(Dataset listings of figures)
▼
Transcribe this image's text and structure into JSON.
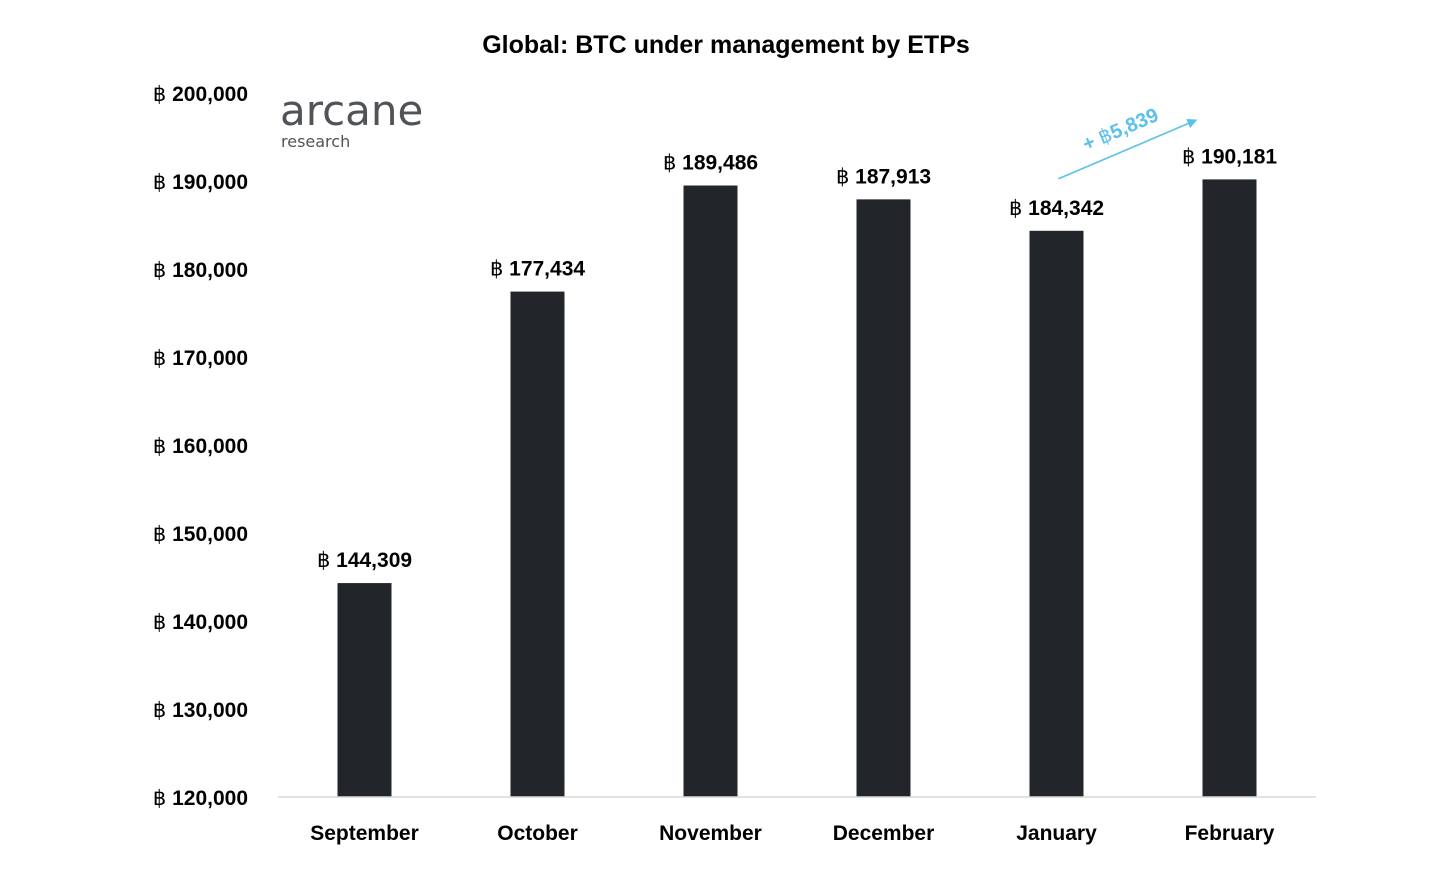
{
  "chart_data": {
    "type": "bar",
    "title": "Global: BTC under management by ETPs",
    "xlabel": "",
    "ylabel": "",
    "currency_symbol": "฿",
    "categories": [
      "September",
      "October",
      "November",
      "December",
      "January",
      "February"
    ],
    "values": [
      144309,
      177434,
      189486,
      187913,
      184342,
      190181
    ],
    "data_labels": [
      "฿ 144,309",
      "฿ 177,434",
      "฿ 189,486",
      "฿ 187,913",
      "฿ 184,342",
      "฿ 190,181"
    ],
    "ylim": [
      120000,
      200000
    ],
    "yticks": [
      120000,
      130000,
      140000,
      150000,
      160000,
      170000,
      180000,
      190000,
      200000
    ],
    "ytick_labels": [
      "฿ 120,000",
      "฿ 130,000",
      "฿ 140,000",
      "฿ 150,000",
      "฿ 160,000",
      "฿ 170,000",
      "฿ 180,000",
      "฿ 190,000",
      "฿ 200,000"
    ],
    "grid": false,
    "legend": "none",
    "bar_color": "#222529",
    "annotation": {
      "text": "+ ฿5,839",
      "from_category": "January",
      "to_category": "February",
      "color": "#5BC0EB"
    }
  },
  "logo": {
    "name": "arcane",
    "subtitle": "research"
  }
}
▲
EXERCISE OBJECTIVE:
Extract every line of the data exactly; pictures stay out.

CORRECT RESULT:
Transcribe this image's text and structure into JSON.
{
  "chart_data": {
    "type": "bar",
    "title": "Global: BTC under management by ETPs",
    "xlabel": "",
    "ylabel": "",
    "currency_symbol": "฿",
    "categories": [
      "September",
      "October",
      "November",
      "December",
      "January",
      "February"
    ],
    "values": [
      144309,
      177434,
      189486,
      187913,
      184342,
      190181
    ],
    "data_labels": [
      "฿ 144,309",
      "฿ 177,434",
      "฿ 189,486",
      "฿ 187,913",
      "฿ 184,342",
      "฿ 190,181"
    ],
    "ylim": [
      120000,
      200000
    ],
    "yticks": [
      120000,
      130000,
      140000,
      150000,
      160000,
      170000,
      180000,
      190000,
      200000
    ],
    "ytick_labels": [
      "฿ 120,000",
      "฿ 130,000",
      "฿ 140,000",
      "฿ 150,000",
      "฿ 160,000",
      "฿ 170,000",
      "฿ 180,000",
      "฿ 190,000",
      "฿ 200,000"
    ],
    "grid": false,
    "legend": "none",
    "bar_color": "#222529",
    "annotation": {
      "text": "+ ฿5,839",
      "from_category": "January",
      "to_category": "February",
      "color": "#5BC0EB"
    }
  },
  "logo": {
    "name": "arcane",
    "subtitle": "research"
  }
}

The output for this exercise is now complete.